Mercy Myles

Personal information
- Date of birth: 2 May 1992 (age 34)
- Place of birth: Dodowa
- Position: Midfielder

Senior career*
- Years: Team / Apps / (Gls)
- Reformers Ladies

International career^{‡}
- Ghana

= Mercy Myles =

Ghanaian footballer

Mercy Myles is a Ghanaian international footballer who plays as a midfielder for the Ghana women's national football team. She was part of the team at the 2011 All-Africa Games scoring a goal in the semi-final against Algeria and at the 2014 African Women's Championship. Myles has participated in the FIFA U17 World Cup and two U20 World Cups, serving as team captain in two. Following a successful youth career, Myles went on to represent the Ghana Senior Women's National Team where she served as interim captain. Currently, Myles plays for St. Francis Xavier University in Canada where she has been a two-time U SPORTS All-Canadian selection and team MVP. At the club level, she played for Reformers Ladies in Ghana and currently represents Highland FC at the senior club level in Canada.

Data excerpt ->
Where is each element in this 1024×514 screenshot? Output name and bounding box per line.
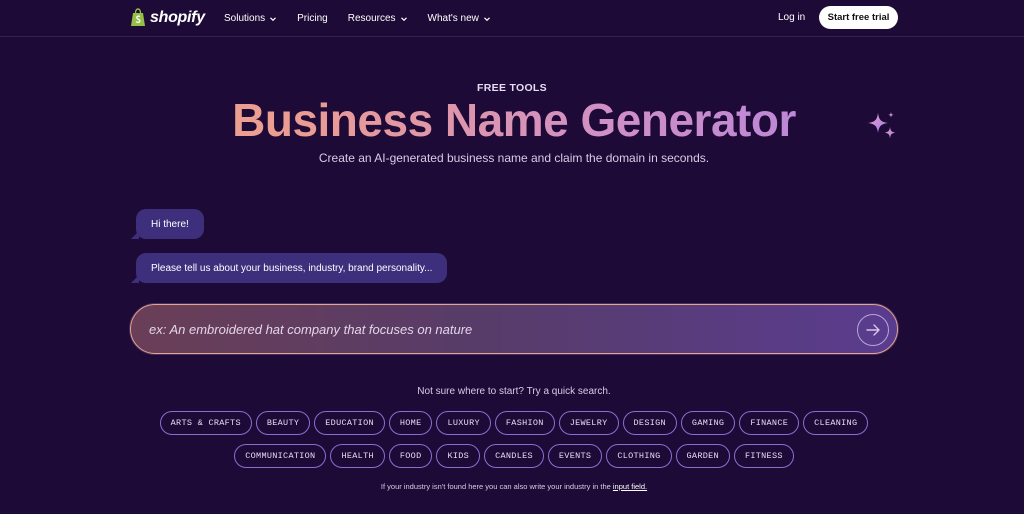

Exercise requirements ->
(1) List every competition named in the Mercy Myles profile that she took part in.
(2) Set down, word for word, the stretch of the Mercy Myles profile from "- Reformers Ladies" through "level in Canada.".

Full answers ->
(1)
- 2011 All-Africa Games
- 2014 African Women's Championship
- FIFA U17 World Cup
- U20 World Cups (two)

(2)
- Reformers Ladies

International career^{‡}
- Ghana

= Mercy Myles =

Ghanaian footballer

Mercy Myles is a Ghanaian international footballer who plays as a midfielder for the Ghana women's national football team. She was part of the team at the 2011 All-Africa Games scoring a goal in the semi-final against Algeria and at the 2014 African Women's Championship. Myles has participated in the FIFA U17 World Cup and two U20 World Cups, serving as team captain in two. Following a successful youth career, Myles went on to represent the Ghana Senior Women's National Team where she served as interim captain. Currently, Myles plays for St. Francis Xavier University in Canada where she has been a two-time U SPORTS All-Canadian selection and team MVP. At the club level, she played for Reformers Ladies in Ghana and currently represents Highland FC at the senior club level in Canada.